EXERCISE TASK:
Scan the lines below; pull out those with "title".

SOURCE DATA:
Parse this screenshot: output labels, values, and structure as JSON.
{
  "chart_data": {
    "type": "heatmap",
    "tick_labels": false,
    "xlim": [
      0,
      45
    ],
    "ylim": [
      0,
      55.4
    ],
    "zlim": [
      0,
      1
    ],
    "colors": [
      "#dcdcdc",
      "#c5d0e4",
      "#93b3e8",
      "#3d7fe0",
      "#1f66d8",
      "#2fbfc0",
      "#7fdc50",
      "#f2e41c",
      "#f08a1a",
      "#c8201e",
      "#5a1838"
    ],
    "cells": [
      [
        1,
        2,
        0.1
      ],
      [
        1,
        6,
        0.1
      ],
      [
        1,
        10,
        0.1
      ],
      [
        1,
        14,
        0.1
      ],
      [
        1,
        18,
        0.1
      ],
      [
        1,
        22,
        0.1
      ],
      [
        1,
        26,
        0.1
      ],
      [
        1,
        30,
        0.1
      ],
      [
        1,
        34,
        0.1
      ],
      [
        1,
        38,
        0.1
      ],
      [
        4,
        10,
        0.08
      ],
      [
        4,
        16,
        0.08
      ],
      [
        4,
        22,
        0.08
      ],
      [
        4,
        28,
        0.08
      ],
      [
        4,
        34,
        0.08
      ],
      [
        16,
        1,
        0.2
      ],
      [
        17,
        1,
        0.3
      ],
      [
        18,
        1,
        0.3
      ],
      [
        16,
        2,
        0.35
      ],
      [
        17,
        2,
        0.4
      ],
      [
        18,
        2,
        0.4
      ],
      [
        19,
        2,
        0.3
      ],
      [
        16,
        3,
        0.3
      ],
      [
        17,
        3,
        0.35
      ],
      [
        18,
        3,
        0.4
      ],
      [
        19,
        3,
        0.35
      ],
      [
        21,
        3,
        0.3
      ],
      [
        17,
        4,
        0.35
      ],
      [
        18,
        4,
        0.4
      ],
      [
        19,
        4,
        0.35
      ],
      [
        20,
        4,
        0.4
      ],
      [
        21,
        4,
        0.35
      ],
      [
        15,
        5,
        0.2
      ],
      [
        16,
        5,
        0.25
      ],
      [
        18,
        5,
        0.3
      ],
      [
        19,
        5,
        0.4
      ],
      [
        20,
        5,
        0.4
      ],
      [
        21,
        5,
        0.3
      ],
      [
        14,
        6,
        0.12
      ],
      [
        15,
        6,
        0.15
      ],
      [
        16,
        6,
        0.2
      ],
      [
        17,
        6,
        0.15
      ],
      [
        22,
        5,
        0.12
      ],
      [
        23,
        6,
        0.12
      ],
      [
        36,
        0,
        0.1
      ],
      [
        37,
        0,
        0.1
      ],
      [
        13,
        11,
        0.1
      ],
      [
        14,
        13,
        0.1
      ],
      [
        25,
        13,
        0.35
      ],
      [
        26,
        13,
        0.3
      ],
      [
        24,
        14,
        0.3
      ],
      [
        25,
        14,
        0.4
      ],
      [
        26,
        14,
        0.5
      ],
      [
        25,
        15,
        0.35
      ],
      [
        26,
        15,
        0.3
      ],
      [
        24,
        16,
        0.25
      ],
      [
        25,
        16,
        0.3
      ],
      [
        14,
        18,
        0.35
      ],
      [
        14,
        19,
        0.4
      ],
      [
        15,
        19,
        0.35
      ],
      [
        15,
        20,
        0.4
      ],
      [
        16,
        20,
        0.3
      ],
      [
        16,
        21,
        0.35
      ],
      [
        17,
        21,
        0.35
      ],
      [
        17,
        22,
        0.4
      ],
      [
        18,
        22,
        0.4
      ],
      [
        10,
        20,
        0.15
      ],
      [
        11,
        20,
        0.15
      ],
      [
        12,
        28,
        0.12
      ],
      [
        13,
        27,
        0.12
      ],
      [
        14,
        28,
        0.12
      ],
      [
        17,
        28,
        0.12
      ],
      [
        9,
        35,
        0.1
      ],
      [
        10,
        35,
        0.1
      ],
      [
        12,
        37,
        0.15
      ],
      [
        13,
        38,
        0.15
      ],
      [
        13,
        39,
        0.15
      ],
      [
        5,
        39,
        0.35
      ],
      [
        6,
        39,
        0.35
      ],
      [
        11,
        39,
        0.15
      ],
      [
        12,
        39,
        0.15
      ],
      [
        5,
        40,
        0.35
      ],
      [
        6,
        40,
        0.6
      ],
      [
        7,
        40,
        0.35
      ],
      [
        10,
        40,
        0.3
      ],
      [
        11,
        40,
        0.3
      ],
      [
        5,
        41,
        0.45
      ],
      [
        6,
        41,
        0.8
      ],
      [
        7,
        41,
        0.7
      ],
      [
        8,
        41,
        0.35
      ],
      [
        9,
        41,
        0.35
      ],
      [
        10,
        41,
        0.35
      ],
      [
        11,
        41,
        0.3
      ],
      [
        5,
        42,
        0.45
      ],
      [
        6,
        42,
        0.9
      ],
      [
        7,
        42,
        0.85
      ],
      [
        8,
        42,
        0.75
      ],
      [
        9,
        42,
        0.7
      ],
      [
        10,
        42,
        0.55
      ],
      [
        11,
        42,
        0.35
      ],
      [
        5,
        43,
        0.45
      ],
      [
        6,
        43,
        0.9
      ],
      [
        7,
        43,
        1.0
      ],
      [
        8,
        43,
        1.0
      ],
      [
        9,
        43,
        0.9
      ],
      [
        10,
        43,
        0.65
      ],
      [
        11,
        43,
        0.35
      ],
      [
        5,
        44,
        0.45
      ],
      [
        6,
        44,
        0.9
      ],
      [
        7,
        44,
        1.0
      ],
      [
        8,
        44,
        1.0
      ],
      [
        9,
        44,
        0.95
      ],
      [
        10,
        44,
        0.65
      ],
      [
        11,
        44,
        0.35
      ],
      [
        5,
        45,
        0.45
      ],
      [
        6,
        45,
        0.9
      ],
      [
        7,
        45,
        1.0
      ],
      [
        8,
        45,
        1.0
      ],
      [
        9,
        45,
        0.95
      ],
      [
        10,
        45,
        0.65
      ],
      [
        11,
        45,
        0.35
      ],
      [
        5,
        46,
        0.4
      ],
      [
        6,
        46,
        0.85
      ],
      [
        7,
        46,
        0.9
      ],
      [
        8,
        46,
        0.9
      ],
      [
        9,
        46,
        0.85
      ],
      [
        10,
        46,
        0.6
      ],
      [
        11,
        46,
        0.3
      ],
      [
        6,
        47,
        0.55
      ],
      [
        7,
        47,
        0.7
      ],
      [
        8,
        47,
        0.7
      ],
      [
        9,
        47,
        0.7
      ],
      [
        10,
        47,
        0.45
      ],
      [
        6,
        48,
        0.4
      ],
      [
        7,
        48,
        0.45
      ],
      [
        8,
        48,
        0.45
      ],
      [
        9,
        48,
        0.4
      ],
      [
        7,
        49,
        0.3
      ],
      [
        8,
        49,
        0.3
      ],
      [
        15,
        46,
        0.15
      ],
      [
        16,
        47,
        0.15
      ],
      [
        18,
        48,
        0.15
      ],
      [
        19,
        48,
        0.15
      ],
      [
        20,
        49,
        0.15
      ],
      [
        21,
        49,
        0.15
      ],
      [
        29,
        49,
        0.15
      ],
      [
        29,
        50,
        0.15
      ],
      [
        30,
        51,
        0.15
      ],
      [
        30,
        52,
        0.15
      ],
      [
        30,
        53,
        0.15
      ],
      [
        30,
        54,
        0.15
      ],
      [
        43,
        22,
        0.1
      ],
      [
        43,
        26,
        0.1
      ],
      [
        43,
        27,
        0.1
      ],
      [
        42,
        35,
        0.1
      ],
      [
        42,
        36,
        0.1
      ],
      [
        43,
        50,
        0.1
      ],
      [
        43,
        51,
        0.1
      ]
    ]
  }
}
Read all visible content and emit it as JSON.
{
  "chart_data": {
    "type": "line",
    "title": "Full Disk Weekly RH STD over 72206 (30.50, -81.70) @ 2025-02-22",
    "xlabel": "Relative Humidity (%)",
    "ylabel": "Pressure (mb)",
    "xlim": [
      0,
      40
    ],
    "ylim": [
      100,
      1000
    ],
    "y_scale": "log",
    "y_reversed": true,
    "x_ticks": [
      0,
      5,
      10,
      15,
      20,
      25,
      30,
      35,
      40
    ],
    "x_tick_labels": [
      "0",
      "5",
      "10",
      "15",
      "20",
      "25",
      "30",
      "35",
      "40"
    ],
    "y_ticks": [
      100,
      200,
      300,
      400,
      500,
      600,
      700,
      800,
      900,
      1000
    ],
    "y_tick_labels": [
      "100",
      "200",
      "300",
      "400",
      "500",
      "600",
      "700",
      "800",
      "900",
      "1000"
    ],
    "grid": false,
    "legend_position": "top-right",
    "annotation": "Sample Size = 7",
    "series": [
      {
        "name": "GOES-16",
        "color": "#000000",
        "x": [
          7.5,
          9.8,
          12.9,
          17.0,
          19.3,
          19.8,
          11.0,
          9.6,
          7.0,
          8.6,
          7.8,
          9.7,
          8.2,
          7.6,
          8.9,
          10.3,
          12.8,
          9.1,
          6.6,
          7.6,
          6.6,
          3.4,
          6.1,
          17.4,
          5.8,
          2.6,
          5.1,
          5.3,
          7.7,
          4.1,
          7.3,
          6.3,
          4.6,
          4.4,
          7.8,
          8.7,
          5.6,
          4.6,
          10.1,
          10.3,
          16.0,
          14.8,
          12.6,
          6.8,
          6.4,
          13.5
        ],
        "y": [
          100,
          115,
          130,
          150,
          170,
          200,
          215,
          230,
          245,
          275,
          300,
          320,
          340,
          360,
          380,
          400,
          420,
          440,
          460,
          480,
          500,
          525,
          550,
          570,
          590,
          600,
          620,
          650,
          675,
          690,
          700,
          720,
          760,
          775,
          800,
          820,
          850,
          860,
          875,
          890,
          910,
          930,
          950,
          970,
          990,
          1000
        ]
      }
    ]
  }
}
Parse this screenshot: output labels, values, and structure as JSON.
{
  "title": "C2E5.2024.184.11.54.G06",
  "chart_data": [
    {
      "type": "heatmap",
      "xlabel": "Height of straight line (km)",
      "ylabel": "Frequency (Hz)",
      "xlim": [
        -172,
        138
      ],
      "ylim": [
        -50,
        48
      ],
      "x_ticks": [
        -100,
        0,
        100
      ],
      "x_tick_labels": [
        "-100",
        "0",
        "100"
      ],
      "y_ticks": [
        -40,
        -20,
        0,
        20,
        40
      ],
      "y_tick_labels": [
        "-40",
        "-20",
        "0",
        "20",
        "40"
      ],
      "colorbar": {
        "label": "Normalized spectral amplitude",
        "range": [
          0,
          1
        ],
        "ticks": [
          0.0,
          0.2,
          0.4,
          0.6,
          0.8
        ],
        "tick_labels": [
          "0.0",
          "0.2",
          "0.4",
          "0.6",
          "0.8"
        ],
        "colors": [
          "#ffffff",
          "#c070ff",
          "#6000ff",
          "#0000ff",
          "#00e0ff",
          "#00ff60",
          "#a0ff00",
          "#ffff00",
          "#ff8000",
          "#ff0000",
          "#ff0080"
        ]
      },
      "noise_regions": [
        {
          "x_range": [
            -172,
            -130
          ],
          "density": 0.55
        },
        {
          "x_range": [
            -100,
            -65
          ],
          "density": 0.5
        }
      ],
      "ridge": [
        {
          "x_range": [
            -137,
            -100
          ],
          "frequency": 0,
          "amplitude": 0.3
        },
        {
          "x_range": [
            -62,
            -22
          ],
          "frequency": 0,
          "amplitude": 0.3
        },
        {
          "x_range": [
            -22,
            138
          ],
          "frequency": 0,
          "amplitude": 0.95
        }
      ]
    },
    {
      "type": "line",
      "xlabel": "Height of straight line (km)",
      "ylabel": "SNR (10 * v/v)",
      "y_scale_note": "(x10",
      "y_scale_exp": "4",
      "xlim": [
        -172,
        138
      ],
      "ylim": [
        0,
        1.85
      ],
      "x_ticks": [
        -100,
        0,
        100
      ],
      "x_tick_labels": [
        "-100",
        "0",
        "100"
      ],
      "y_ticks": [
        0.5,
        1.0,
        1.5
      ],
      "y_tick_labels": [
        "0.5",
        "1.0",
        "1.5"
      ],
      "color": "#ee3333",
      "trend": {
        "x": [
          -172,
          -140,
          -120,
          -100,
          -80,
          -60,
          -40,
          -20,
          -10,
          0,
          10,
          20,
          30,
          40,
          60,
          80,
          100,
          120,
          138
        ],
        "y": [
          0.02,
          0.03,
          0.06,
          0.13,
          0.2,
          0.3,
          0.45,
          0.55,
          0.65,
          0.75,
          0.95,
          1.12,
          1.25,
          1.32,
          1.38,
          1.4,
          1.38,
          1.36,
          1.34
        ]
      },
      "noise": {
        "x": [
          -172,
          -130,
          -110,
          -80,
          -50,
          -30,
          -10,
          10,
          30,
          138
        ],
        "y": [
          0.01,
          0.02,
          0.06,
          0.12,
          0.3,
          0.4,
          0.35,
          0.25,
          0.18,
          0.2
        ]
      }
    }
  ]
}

ANSWER:
    "title": "Full Disk Weekly RH STD over 72206 (30.50, -81.70) @ 2025-02-22",
  "title": "C2E5.2024.184.11.54.G06",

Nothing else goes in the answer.